● **Aim**
Check every line below for the word "SRMTID" and show those that hold it.

● **Record set**
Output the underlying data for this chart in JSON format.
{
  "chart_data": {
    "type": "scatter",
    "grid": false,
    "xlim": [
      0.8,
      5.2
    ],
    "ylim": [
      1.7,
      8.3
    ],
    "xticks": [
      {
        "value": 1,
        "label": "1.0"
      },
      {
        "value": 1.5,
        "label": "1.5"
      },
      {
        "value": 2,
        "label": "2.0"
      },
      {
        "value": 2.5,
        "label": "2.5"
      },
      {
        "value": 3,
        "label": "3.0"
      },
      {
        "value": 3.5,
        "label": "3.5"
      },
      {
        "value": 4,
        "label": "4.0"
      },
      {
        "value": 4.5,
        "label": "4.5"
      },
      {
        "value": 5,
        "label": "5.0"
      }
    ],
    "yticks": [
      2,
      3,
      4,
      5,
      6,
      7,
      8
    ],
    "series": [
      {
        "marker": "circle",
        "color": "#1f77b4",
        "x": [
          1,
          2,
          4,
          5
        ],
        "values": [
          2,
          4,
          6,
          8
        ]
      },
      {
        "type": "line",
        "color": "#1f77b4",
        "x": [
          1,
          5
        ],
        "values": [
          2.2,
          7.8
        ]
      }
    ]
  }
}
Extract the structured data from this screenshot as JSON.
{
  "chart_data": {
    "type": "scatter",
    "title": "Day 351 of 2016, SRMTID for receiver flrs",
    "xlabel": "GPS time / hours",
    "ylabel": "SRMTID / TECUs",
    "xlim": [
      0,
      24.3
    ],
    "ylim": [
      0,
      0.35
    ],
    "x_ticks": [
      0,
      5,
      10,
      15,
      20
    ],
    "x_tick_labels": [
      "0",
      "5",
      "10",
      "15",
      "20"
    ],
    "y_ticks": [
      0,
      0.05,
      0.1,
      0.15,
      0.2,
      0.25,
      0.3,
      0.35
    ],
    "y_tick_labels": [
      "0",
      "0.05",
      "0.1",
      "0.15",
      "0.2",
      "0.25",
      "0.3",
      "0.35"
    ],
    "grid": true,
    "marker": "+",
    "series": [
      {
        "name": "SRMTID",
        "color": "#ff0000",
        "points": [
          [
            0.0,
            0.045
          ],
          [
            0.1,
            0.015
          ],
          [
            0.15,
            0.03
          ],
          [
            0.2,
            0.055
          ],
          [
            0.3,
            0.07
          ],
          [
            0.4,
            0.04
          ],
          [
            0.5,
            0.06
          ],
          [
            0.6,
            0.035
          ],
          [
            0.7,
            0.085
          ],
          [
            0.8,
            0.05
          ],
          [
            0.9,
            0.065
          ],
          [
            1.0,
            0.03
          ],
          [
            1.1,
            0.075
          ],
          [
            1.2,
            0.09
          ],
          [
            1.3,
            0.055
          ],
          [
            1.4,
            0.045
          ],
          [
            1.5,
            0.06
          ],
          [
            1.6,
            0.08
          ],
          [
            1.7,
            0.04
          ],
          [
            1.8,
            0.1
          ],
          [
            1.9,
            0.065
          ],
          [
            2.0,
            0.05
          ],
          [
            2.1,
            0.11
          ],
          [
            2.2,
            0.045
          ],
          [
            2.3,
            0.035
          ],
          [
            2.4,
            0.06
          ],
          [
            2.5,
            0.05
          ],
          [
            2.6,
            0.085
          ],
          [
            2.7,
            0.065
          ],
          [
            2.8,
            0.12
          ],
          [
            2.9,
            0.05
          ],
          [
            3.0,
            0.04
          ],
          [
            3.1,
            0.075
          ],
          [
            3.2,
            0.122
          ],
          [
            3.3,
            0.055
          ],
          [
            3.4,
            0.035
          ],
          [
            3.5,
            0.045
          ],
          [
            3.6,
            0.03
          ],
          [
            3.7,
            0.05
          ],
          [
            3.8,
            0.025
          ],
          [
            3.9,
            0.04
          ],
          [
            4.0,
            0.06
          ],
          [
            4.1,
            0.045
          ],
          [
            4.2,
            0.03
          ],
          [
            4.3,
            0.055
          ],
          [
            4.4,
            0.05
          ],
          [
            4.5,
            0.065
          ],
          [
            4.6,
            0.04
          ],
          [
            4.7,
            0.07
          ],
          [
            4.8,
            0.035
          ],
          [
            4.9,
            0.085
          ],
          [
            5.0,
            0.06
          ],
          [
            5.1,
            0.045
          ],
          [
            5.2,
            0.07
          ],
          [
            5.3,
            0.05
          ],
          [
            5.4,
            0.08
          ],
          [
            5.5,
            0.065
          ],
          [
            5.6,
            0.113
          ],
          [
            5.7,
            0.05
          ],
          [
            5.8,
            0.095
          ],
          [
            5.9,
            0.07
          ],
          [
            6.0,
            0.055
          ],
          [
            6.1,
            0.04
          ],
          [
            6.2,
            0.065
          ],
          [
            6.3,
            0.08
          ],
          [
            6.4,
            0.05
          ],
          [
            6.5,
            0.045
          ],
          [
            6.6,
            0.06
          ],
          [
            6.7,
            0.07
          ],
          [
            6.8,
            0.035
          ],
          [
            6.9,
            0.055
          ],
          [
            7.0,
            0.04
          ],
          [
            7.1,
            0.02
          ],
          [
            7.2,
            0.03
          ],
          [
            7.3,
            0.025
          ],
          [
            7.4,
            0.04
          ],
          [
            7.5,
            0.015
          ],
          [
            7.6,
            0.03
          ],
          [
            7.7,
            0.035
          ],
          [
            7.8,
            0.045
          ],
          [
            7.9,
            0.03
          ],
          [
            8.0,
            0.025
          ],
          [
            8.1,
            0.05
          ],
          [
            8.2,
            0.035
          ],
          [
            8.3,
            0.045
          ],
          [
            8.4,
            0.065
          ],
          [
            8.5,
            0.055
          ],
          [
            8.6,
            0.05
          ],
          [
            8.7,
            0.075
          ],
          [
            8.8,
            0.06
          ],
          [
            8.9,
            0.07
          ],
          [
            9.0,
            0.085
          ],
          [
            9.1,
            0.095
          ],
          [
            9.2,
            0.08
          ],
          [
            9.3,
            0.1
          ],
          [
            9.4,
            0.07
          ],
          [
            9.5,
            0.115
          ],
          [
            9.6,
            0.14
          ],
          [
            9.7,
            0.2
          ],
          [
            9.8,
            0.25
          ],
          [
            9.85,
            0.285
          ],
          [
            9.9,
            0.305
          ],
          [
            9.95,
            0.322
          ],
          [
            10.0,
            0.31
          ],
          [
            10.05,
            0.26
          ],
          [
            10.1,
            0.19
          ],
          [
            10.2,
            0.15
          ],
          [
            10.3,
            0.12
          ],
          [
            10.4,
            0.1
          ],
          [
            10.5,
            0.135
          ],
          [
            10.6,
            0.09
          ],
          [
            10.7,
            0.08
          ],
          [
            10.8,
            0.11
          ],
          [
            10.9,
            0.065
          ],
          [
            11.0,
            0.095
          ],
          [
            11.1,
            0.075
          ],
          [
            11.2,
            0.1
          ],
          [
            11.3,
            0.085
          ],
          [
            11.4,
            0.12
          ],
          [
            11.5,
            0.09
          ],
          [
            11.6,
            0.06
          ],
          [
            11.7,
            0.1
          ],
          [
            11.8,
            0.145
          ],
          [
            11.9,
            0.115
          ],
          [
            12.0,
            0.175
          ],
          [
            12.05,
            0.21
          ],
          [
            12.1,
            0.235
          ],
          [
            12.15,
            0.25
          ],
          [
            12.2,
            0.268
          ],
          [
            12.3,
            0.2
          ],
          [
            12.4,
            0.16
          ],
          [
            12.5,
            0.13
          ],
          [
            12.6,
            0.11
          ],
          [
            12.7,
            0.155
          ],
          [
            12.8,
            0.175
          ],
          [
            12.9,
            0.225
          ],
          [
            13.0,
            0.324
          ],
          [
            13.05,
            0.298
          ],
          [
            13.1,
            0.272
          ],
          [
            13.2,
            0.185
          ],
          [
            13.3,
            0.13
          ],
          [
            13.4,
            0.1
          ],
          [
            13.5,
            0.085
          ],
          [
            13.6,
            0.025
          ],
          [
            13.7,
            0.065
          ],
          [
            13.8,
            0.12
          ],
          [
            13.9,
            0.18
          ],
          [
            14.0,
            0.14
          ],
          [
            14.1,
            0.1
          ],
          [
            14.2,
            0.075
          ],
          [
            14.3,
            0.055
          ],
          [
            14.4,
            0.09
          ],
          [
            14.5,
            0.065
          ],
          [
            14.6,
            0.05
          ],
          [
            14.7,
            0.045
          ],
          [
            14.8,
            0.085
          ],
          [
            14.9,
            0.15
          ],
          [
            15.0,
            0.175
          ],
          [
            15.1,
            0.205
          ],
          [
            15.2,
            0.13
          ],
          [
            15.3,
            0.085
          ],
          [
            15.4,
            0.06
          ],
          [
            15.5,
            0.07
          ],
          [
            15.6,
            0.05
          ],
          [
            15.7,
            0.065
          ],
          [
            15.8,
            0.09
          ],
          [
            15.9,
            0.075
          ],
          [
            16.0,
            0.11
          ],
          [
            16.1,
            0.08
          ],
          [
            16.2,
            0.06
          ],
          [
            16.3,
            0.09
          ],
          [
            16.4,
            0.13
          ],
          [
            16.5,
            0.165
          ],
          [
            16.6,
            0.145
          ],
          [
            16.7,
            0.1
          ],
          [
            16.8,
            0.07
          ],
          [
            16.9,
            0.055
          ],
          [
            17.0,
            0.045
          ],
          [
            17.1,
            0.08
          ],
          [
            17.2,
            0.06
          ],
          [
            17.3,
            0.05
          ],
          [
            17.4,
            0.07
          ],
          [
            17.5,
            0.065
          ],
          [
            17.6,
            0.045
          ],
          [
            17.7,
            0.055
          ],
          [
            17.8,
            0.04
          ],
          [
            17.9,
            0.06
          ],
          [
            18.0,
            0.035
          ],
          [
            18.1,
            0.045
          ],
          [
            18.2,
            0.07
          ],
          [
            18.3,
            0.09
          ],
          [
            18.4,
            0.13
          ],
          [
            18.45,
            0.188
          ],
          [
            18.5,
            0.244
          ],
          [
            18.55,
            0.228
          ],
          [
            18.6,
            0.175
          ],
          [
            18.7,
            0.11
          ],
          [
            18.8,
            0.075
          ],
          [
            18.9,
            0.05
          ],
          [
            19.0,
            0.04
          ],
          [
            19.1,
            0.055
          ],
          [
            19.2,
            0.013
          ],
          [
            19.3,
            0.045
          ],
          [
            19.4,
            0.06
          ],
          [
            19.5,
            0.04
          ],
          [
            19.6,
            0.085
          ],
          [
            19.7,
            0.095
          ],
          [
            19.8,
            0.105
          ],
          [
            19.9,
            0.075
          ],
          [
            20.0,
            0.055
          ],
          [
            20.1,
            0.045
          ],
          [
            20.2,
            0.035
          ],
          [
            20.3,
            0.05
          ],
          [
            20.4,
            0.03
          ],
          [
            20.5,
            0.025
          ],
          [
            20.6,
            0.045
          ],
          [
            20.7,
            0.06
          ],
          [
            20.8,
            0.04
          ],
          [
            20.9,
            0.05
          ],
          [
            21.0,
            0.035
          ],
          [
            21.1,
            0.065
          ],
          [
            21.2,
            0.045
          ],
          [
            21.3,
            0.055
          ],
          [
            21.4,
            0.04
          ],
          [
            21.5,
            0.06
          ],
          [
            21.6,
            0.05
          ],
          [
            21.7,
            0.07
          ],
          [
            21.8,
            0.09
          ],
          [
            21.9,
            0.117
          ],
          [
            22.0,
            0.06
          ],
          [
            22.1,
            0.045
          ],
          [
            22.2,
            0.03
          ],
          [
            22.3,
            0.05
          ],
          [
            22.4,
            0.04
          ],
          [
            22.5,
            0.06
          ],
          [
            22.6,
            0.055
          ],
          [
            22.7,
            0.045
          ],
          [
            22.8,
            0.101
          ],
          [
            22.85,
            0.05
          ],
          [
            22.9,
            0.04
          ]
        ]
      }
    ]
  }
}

● **Output for this exercise**
    "title": "Day 351 of 2016, SRMTID for receiver flrs",
    "ylabel": "SRMTID / TECUs",
        "name": "SRMTID",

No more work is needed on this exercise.